→ WORK TO DO: Without including any images, reproduce each entry exactly.

(Collected data)
::::

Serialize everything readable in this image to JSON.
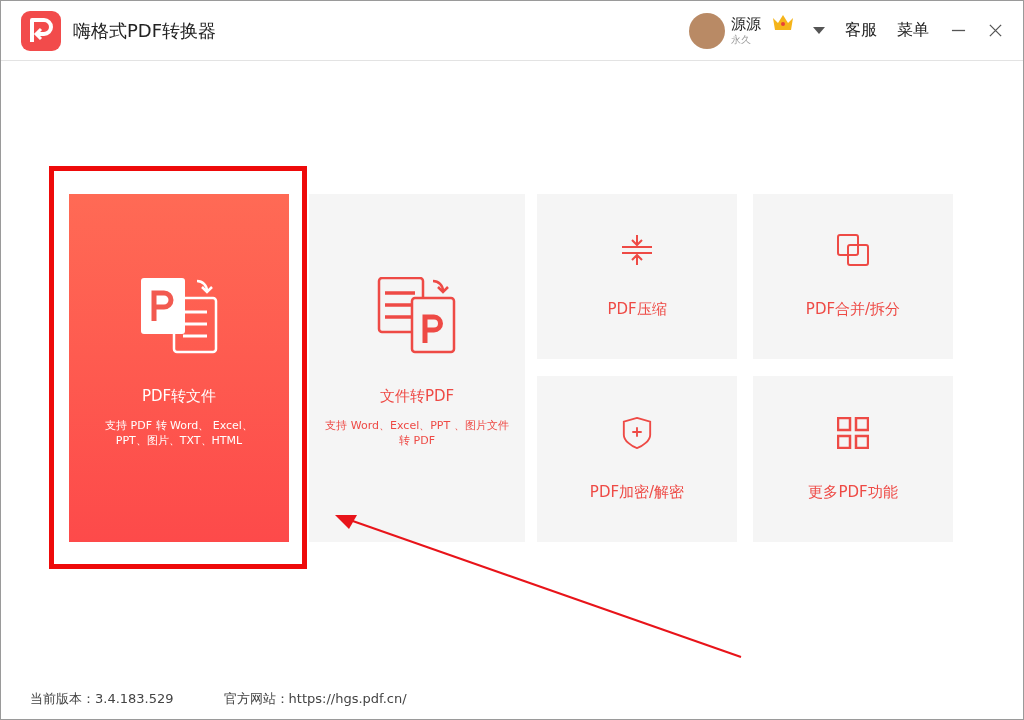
{
  "window": {
    "title": "嗨格式PDF转换器"
  },
  "user": {
    "name": "源源",
    "membership": "永久"
  },
  "header_links": [
    "客服",
    "菜单"
  ],
  "cards": [
    {
      "kind": "large",
      "title": "PDF转文件",
      "description": "支持 PDF 转 Word、 Excel、PPT、图片、TXT、HTML",
      "selected": true
    },
    {
      "kind": "large",
      "title": "文件转PDF",
      "description": "支持 Word、Excel、PPT 、图片文件转 PDF",
      "selected": false
    },
    {
      "kind": "small",
      "title": "PDF压缩",
      "selected": false
    },
    {
      "kind": "small",
      "title": "PDF合并/拆分",
      "selected": false
    },
    {
      "kind": "small",
      "title": "PDF加密/解密",
      "selected": false
    },
    {
      "kind": "small",
      "title": "更多PDF功能",
      "selected": false
    }
  ],
  "status_bar": {
    "version": "当前版本：3.4.183.529",
    "website": "官方网站：https://hgs.pdf.cn/"
  }
}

::::

→ FINISHED TASK:
Serialize everything readable in this image to JSON.
{
  "window": {
    "title": "嗨格式PDF转换器"
  },
  "user": {
    "name": "源源",
    "membership": "永久"
  },
  "header_links": [
    "客服",
    "菜单"
  ],
  "cards": [
    {
      "kind": "large",
      "title": "PDF转文件",
      "description": "支持 PDF 转 Word、 Excel、PPT、图片、TXT、HTML",
      "selected": true
    },
    {
      "kind": "large",
      "title": "文件转PDF",
      "description": "支持 Word、Excel、PPT 、图片文件转 PDF",
      "selected": false
    },
    {
      "kind": "small",
      "title": "PDF压缩",
      "selected": false
    },
    {
      "kind": "small",
      "title": "PDF合并/拆分",
      "selected": false
    },
    {
      "kind": "small",
      "title": "PDF加密/解密",
      "selected": false
    },
    {
      "kind": "small",
      "title": "更多PDF功能",
      "selected": false
    }
  ],
  "status_bar": {
    "version": "当前版本：3.4.183.529",
    "website": "官方网站：https://hgs.pdf.cn/"
  }
}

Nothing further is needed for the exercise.